>> START Information shown

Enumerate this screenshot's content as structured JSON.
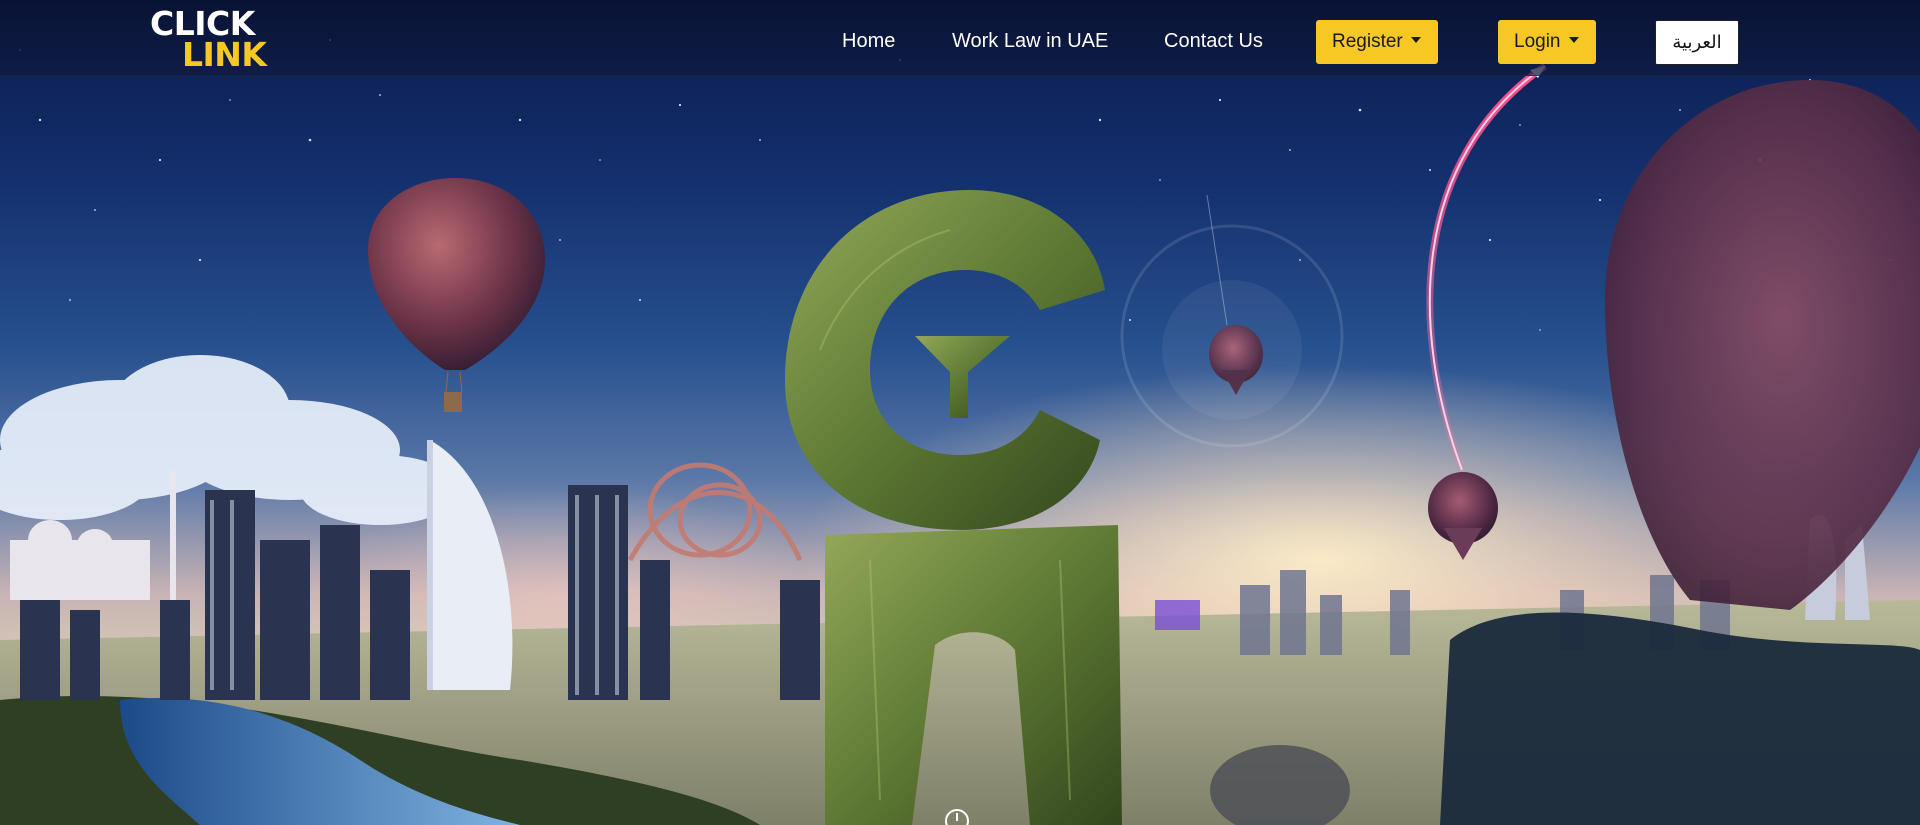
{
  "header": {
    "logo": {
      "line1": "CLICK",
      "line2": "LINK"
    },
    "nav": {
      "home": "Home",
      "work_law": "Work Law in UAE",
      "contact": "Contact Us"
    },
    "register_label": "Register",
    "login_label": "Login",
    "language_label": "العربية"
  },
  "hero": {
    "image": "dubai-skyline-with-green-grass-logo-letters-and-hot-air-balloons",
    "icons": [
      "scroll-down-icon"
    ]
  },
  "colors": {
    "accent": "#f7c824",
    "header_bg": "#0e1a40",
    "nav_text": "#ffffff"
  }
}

>> END Information shown

### What to do
Please set down each line of the data above exactly as written, without the pictures.

### Full solution
Enumerate this screenshot's content as structured JSON.
{
  "header": {
    "logo": {
      "line1": "CLICK",
      "line2": "LINK"
    },
    "nav": {
      "home": "Home",
      "work_law": "Work Law in UAE",
      "contact": "Contact Us"
    },
    "register_label": "Register",
    "login_label": "Login",
    "language_label": "العربية"
  },
  "hero": {
    "image": "dubai-skyline-with-green-grass-logo-letters-and-hot-air-balloons",
    "icons": [
      "scroll-down-icon"
    ]
  },
  "colors": {
    "accent": "#f7c824",
    "header_bg": "#0e1a40",
    "nav_text": "#ffffff"
  }
}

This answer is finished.